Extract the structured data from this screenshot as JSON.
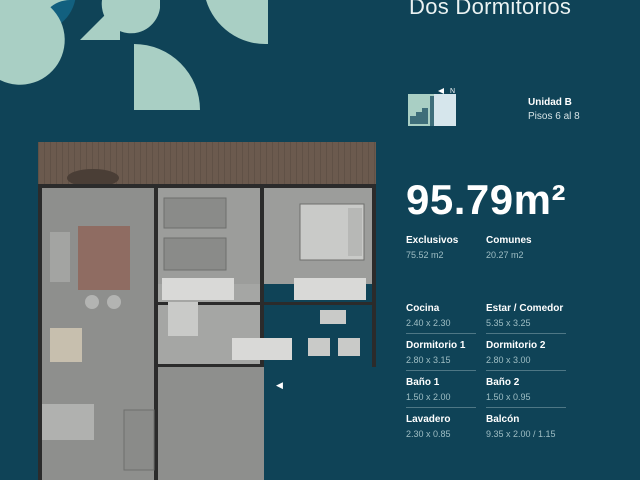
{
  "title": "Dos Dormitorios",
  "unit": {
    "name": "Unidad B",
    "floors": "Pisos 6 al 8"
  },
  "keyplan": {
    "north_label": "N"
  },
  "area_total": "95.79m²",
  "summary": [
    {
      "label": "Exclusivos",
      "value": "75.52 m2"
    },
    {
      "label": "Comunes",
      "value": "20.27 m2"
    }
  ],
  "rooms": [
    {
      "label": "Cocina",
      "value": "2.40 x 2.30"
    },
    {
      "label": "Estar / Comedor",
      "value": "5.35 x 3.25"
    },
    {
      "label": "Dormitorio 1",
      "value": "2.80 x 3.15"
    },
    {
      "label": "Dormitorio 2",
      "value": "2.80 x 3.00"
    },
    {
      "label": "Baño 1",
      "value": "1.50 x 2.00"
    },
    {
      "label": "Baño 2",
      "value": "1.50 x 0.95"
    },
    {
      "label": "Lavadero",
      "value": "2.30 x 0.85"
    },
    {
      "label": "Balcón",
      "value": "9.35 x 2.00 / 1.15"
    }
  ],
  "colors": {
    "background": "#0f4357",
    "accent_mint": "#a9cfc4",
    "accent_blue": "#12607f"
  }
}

▸ Your task
Without the pictures, print the whole listing exactly as given.

▸ Exercise response
Extract the structured data from this screenshot as JSON.
{
  "title": "Dos Dormitorios",
  "unit": {
    "name": "Unidad B",
    "floors": "Pisos 6 al 8"
  },
  "keyplan": {
    "north_label": "N"
  },
  "area_total": "95.79m²",
  "summary": [
    {
      "label": "Exclusivos",
      "value": "75.52 m2"
    },
    {
      "label": "Comunes",
      "value": "20.27 m2"
    }
  ],
  "rooms": [
    {
      "label": "Cocina",
      "value": "2.40 x 2.30"
    },
    {
      "label": "Estar / Comedor",
      "value": "5.35 x 3.25"
    },
    {
      "label": "Dormitorio 1",
      "value": "2.80 x 3.15"
    },
    {
      "label": "Dormitorio 2",
      "value": "2.80 x 3.00"
    },
    {
      "label": "Baño 1",
      "value": "1.50 x 2.00"
    },
    {
      "label": "Baño 2",
      "value": "1.50 x 0.95"
    },
    {
      "label": "Lavadero",
      "value": "2.30 x 0.85"
    },
    {
      "label": "Balcón",
      "value": "9.35 x 2.00 / 1.15"
    }
  ],
  "colors": {
    "background": "#0f4357",
    "accent_mint": "#a9cfc4",
    "accent_blue": "#12607f"
  }
}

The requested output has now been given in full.